→ **SET EXERCISE**: From the listing below, pull out the lines that hold "содержащим".

BEGIN THE DATA

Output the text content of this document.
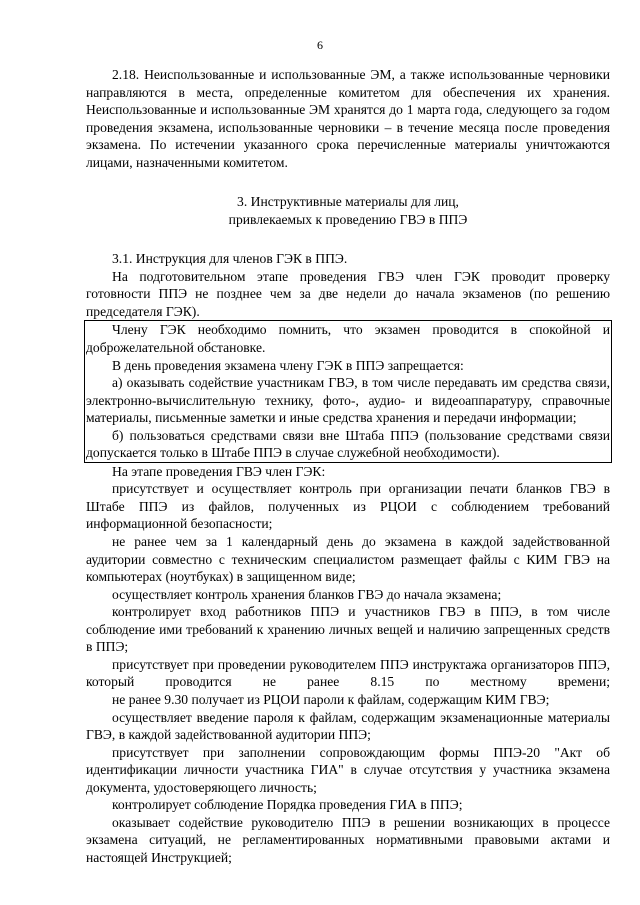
6

2.18. Неиспользованные и использованные ЭМ, а также использованные черновики направляются в места, определенные комитетом для обеспечения их хранения. Неиспользованные и использованные ЭМ хранятся до 1 марта года, следующего за годом проведения экзамена, использованные черновики – в течение месяца после проведения экзамена. По истечении указанного срока перечисленные материалы уничтожаются лицами, назначенными комитетом.

3. Инструктивные материалы для лиц,
привлекаемых к проведению ГВЭ в ППЭ

3.1. Инструкция для членов ГЭК в ППЭ.

На подготовительном этапе проведения ГВЭ член ГЭК проводит проверку готовности ППЭ не позднее чем за две недели до начала экзаменов (по решению председателя ГЭК).

Члену ГЭК необходимо помнить, что экзамен проводится в спокойной и доброжелательной обстановке.

В день проведения экзамена члену ГЭК в ППЭ запрещается:

а) оказывать содействие участникам ГВЭ, в том числе передавать им средства связи, электронно-вычислительную технику, фото-, аудио- и видеоаппаратуру, справочные материалы, письменные заметки и иные средства хранения и передачи информации;

б) пользоваться средствами связи вне Штаба ППЭ (пользование средствами связи допускается только в Штабе ППЭ в случае служебной необходимости).

На этапе проведения ГВЭ член ГЭК:

присутствует и осуществляет контроль при организации печати бланков ГВЭ в Штабе ППЭ из файлов, полученных из РЦОИ с соблюдением требований информационной безопасности;

не ранее чем за 1 календарный день до экзамена в каждой задействованной аудитории совместно с техническим специалистом размещает файлы с КИМ ГВЭ на компьютерах (ноутбуках) в защищенном виде;

осуществляет контроль хранения бланков ГВЭ до начала экзамена;

контролирует вход работников ППЭ и участников ГВЭ в ППЭ, в том числе соблюдение ими требований к хранению личных вещей и наличию запрещенных средств в ППЭ;

присутствует при проведении руководителем ППЭ инструктажа организаторов ППЭ, который проводится не ранее 8.15 по местному времени;

не ранее 9.30 получает из РЦОИ пароли к файлам, содержащим КИМ ГВЭ;

осуществляет введение пароля к файлам, содержащим экзаменационные материалы ГВЭ, в каждой задействованной аудитории ППЭ;

присутствует при заполнении сопровождающим формы ППЭ-20 "Акт об идентификации личности участника ГИА" в случае отсутствия у участника экзамена документа, удостоверяющего личность;

контролирует соблюдение Порядка проведения ГИА в ППЭ;

оказывает содействие руководителю ППЭ в решении возникающих в процессе экзамена ситуаций, не регламентированных нормативными правовыми актами и настоящей Инструкцией;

END THE DATA

→ **FINAL RESULT**:
не ранее 9.30 получает из РЦОИ пароли к файлам, содержащим КИМ ГВЭ;
осуществляет введение пароля к файлам, содержащим экзаменационные материалы ГВЭ, в каждой задействованной аудитории ППЭ;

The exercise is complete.